-- What is being asked --
Work out how many lines in the listing below include the word "атмосфере"; answer with the number alone.
==============================
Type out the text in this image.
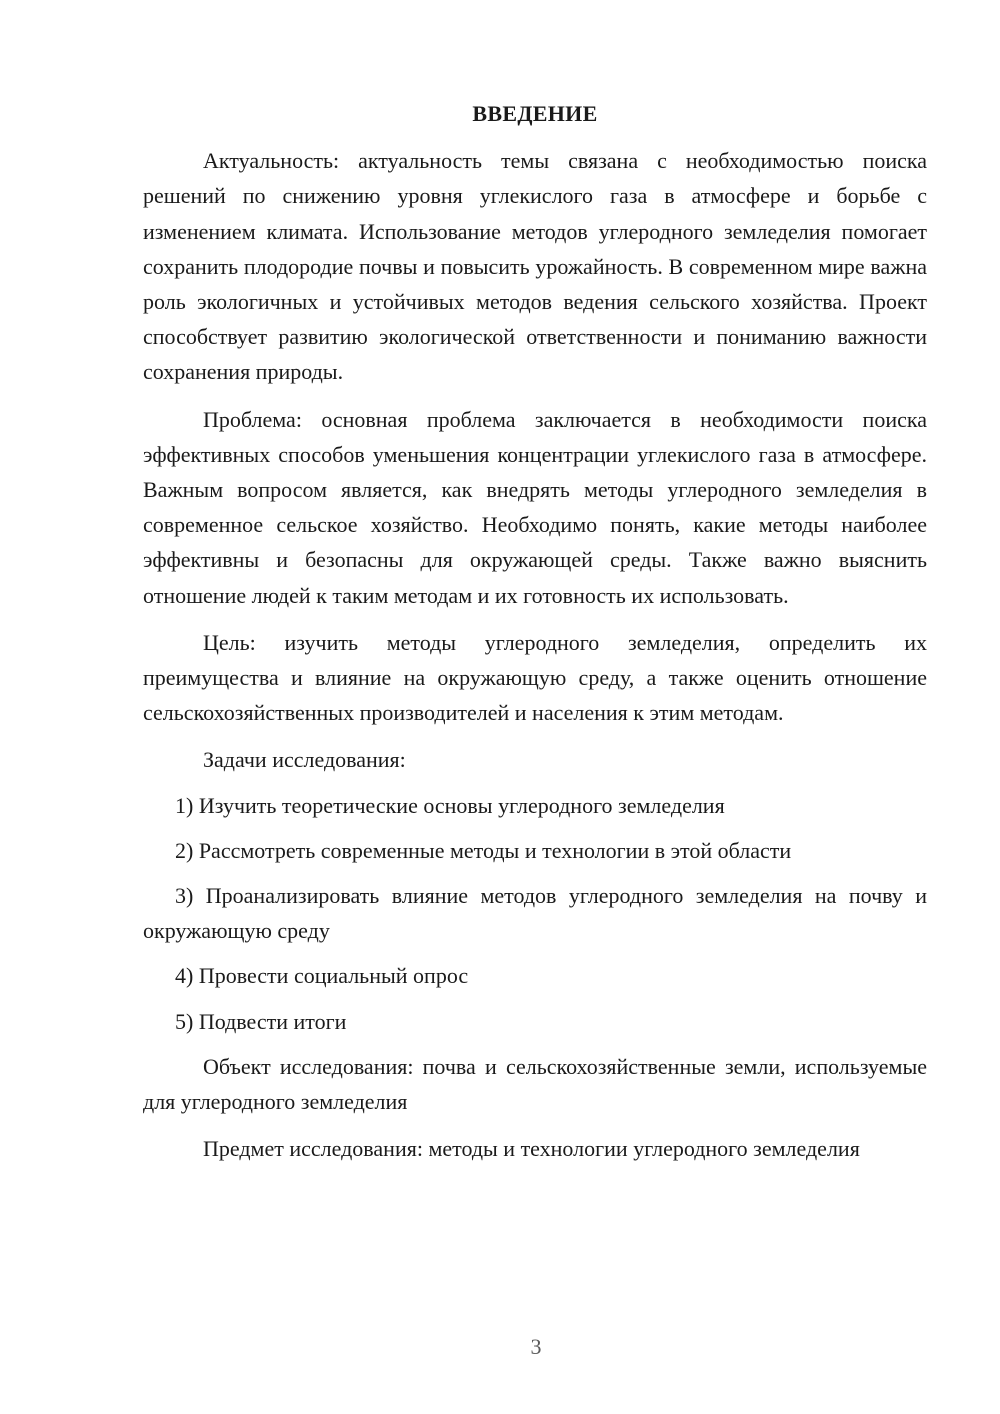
ВВЕДЕНИЕ

Актуальность: актуальность темы связана с необходимостью поиска решений по снижению уровня углекислого газа в атмосфере и борьбе с изменением климата. Использование методов углеродного земледелия помогает сохранить плодородие почвы и повысить урожайность. В современном мире важна роль экологичных и устойчивых методов ведения сельского хозяйства. Проект способствует развитию экологической ответственности и пониманию важности сохранения природы.

Проблема: основная проблема заключается в необходимости поиска эффективных способов уменьшения концентрации углекислого газа в атмосфере. Важным вопросом является, как внедрять методы углеродного земледелия в современное сельское хозяйство. Необходимо понять, какие методы наиболее эффективны и безопасны для окружающей среды. Также важно выяснить отношение людей к таким методам и их готовность их использовать.

Цель: изучить методы углеродного земледелия, определить их преимущества и влияние на окружающую среду, а также оценить отношение сельскохозяйственных производителей и населения к этим методам.

Задачи исследования:

1) Изучить теоретические основы углеродного земледелия

2) Рассмотреть современные методы и технологии в этой области

3) Проанализировать влияние методов углеродного земледелия на почву и окружающую среду

4) Провести социальный опрос

5) Подвести итоги

Объект исследования: почва и сельскохозяйственные земли, используемые для углеродного земледелия

Предмет исследования: методы и технологии углеродного земледелия

3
==============================
-- Full solution --
2